> _AIM_:
Take each line containing the word "content" and copy it.

> _DATA FOR PROCESSING_:
--*--
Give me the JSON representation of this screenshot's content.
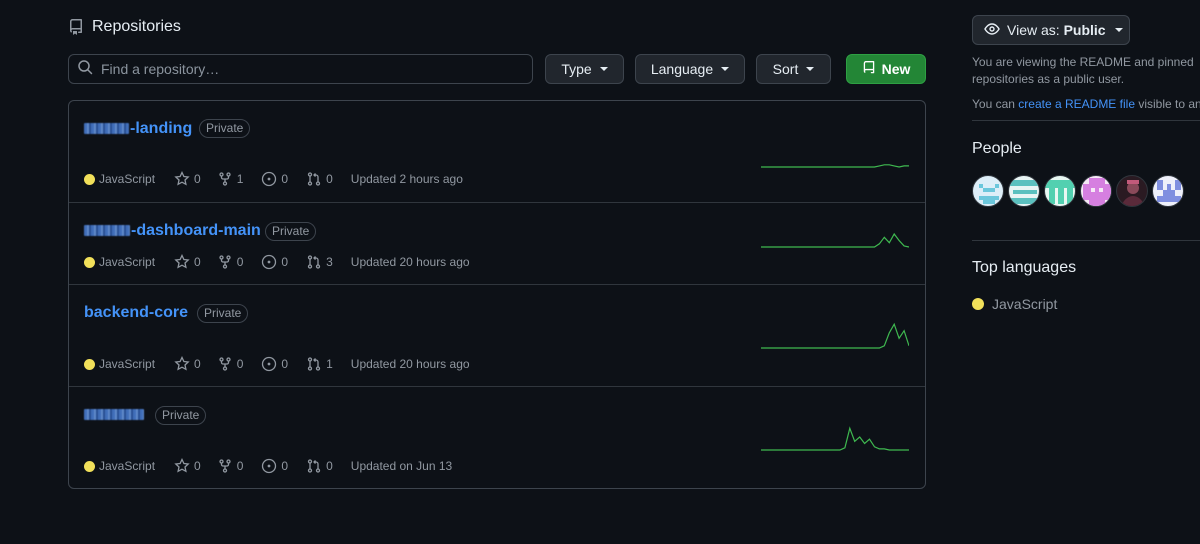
{
  "section": {
    "title": "Repositories"
  },
  "filters": {
    "search_placeholder": "Find a repository…",
    "type_label": "Type",
    "language_label": "Language",
    "sort_label": "Sort",
    "new_label": "New"
  },
  "repos": [
    {
      "name": "-landing",
      "visibility": "Private",
      "language": "JavaScript",
      "stars": "0",
      "forks": "1",
      "issues": "0",
      "prs": "0",
      "updated": "Updated 2 hours ago",
      "activity": [
        0,
        0,
        0,
        0,
        0,
        0,
        0,
        0,
        0,
        0,
        0,
        0,
        0,
        0,
        0,
        0,
        0,
        0,
        0,
        0,
        0,
        0,
        0,
        0,
        1,
        2,
        2,
        1,
        0,
        1,
        1
      ]
    },
    {
      "name": "-dashboard-main",
      "visibility": "Private",
      "language": "JavaScript",
      "stars": "0",
      "forks": "0",
      "issues": "0",
      "prs": "3",
      "updated": "Updated 20 hours ago",
      "activity": [
        0,
        0,
        0,
        0,
        0,
        0,
        0,
        0,
        0,
        0,
        0,
        0,
        0,
        0,
        0,
        0,
        0,
        0,
        0,
        0,
        0,
        0,
        0,
        0,
        3,
        9,
        4,
        12,
        6,
        1,
        0
      ]
    },
    {
      "name": "backend-core",
      "visibility": "Private",
      "language": "JavaScript",
      "stars": "0",
      "forks": "0",
      "issues": "0",
      "prs": "1",
      "updated": "Updated 20 hours ago",
      "activity": [
        0,
        0,
        0,
        0,
        0,
        0,
        0,
        0,
        0,
        0,
        0,
        0,
        0,
        0,
        0,
        0,
        0,
        0,
        0,
        0,
        0,
        0,
        0,
        0,
        0,
        2,
        14,
        22,
        9,
        16,
        2
      ]
    },
    {
      "name": "",
      "visibility": "Private",
      "language": "JavaScript",
      "stars": "0",
      "forks": "0",
      "issues": "0",
      "prs": "0",
      "updated": "Updated on Jun 13",
      "activity": [
        0,
        0,
        0,
        0,
        0,
        0,
        0,
        0,
        0,
        0,
        0,
        0,
        0,
        0,
        0,
        0,
        0,
        2,
        20,
        8,
        12,
        6,
        10,
        3,
        1,
        1,
        0,
        0,
        0,
        0,
        0
      ]
    }
  ],
  "sidebar": {
    "view_as_prefix": "View as:",
    "view_as_value": "Public",
    "note1_line1": "You are viewing the README and pinned",
    "note1_line2": "repositories as a public user.",
    "note2_prefix": "You can",
    "note2_link": "create a README file",
    "note2_suffix": "visible to an",
    "people_title": "People",
    "top_languages_title": "Top languages",
    "top_language": "JavaScript"
  },
  "colors": {
    "accent": "#4493f8",
    "new_button": "#238636",
    "javascript": "#f1e05a",
    "sparkline": "#3fb950"
  }
}
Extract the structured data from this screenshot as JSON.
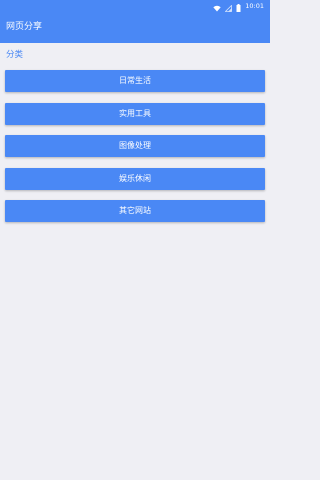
{
  "status_bar": {
    "time": "10:01",
    "icons": [
      "wifi-icon",
      "signal-icon",
      "battery-icon"
    ]
  },
  "app_bar": {
    "title": "网页分享"
  },
  "section": {
    "label": "分类"
  },
  "categories": [
    {
      "label": "日常生活"
    },
    {
      "label": "实用工具"
    },
    {
      "label": "图像处理"
    },
    {
      "label": "娱乐休闲"
    },
    {
      "label": "其它网站"
    }
  ],
  "colors": {
    "primary": "#4a88f5",
    "background": "#efeff4",
    "text_on_primary": "#ffffff"
  }
}
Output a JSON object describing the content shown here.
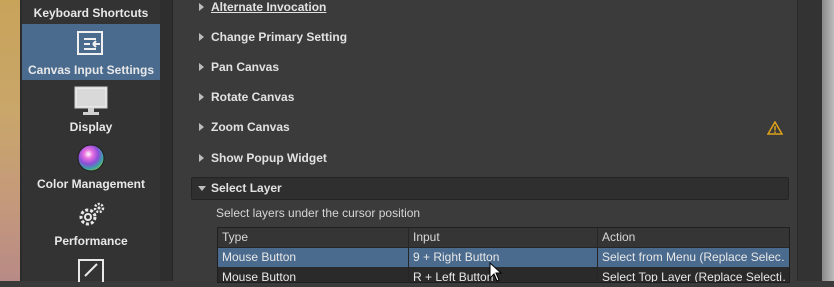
--*--
> _EXERCISE OUTPUT_:
Give me the JSON representation of this screenshot's content.
Output a JSON object describing the content shown here.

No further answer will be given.